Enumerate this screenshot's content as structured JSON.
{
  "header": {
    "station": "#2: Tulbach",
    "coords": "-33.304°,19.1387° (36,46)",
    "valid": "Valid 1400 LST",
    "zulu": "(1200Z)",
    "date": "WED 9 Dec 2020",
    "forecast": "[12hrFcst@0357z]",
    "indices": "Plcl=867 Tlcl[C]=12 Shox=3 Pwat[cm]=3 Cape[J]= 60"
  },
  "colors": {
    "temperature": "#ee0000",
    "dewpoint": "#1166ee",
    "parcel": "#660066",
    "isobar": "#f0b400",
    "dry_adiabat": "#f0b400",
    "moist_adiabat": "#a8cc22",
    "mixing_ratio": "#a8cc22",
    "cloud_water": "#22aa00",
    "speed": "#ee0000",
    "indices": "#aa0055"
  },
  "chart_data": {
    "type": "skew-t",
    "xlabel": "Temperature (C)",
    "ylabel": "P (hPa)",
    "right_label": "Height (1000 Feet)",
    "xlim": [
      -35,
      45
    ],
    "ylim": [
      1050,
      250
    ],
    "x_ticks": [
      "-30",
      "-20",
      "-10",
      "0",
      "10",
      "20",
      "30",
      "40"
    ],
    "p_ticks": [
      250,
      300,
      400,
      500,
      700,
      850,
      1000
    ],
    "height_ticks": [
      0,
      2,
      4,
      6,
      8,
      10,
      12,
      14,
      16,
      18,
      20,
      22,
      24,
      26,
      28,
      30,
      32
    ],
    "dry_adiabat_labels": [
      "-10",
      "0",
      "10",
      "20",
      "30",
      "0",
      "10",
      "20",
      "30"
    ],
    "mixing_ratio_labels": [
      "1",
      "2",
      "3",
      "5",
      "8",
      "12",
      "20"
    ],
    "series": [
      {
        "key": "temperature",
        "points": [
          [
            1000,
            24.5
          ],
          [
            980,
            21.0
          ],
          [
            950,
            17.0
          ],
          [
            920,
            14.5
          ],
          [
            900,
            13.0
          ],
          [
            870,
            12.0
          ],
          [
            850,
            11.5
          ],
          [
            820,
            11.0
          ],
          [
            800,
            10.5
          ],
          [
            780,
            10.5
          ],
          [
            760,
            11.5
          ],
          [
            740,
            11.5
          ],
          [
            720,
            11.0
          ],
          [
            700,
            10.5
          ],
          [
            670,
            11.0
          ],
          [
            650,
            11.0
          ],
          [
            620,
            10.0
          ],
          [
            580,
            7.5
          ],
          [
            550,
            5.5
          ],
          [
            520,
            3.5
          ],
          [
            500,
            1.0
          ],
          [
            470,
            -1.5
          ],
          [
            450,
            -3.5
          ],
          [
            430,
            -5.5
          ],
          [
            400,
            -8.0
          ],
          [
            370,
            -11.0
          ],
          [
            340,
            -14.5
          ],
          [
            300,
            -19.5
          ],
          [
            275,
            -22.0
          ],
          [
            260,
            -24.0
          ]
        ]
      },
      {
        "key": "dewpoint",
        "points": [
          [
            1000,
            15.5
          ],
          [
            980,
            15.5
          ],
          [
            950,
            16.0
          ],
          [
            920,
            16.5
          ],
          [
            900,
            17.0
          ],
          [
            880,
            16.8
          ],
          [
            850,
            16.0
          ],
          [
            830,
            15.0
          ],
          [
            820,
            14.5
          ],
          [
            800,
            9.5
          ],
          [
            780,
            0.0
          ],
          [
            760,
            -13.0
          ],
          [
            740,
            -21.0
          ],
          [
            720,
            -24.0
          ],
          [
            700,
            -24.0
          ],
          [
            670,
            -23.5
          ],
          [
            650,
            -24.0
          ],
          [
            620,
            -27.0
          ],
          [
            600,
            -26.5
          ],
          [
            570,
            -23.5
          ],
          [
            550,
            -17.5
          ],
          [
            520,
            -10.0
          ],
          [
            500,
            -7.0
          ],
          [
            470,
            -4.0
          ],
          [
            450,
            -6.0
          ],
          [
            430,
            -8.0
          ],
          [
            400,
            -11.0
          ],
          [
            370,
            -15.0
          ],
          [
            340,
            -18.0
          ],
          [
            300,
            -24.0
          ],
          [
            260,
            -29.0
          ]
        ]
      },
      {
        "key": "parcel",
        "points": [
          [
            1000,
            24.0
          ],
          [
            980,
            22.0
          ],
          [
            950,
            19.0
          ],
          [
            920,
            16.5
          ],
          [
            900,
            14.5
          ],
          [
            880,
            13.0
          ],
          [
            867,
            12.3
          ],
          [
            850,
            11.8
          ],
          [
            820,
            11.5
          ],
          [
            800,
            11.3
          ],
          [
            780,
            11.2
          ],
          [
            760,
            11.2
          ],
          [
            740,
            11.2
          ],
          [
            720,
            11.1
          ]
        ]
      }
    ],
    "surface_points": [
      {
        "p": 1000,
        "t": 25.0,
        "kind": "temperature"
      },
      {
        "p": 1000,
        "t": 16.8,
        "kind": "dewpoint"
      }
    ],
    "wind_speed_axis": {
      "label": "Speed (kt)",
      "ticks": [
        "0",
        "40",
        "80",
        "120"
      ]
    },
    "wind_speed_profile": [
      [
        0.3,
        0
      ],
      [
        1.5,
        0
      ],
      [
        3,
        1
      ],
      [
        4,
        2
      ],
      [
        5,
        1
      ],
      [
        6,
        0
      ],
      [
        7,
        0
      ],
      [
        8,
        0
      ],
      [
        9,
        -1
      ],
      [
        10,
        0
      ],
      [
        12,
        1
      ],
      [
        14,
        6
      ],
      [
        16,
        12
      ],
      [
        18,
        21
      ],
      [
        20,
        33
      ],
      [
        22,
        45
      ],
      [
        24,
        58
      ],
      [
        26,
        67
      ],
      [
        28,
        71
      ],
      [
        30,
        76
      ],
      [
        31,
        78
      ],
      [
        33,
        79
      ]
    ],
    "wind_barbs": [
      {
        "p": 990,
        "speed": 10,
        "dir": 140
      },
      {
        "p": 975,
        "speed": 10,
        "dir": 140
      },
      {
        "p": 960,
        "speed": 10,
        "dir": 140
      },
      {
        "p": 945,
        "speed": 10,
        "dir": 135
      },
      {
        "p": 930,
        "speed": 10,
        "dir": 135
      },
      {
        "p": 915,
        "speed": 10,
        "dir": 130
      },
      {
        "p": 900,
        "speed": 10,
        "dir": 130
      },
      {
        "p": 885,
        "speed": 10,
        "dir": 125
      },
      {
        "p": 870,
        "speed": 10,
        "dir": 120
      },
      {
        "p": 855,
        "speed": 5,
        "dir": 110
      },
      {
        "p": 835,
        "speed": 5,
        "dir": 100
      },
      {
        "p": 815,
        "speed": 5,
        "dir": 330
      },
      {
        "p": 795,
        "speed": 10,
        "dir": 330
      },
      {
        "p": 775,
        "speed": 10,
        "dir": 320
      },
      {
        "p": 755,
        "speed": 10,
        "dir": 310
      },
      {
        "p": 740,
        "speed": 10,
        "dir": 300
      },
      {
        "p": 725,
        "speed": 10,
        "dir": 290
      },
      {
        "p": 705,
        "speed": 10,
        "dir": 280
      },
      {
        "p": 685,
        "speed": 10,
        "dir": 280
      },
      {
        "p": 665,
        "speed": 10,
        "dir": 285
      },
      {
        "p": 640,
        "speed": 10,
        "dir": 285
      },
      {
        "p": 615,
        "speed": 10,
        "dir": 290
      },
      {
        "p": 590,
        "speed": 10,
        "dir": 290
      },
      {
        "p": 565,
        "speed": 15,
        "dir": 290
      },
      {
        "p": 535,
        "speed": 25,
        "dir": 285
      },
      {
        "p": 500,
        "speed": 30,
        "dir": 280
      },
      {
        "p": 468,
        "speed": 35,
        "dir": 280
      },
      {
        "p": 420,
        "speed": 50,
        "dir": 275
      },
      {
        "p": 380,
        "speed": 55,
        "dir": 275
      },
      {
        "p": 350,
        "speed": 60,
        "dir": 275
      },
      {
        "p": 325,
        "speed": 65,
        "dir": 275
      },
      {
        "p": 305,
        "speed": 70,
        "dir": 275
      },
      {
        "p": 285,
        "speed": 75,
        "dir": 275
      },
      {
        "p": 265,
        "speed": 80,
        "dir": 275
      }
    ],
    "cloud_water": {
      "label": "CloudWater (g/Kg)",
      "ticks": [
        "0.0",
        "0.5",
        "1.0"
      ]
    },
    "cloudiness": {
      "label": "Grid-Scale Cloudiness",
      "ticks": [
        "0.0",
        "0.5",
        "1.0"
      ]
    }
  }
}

----

_What is being asked:_
What is the number of lines in the data holding the word "indices"? Reply with that number only.

_Expected output:_
2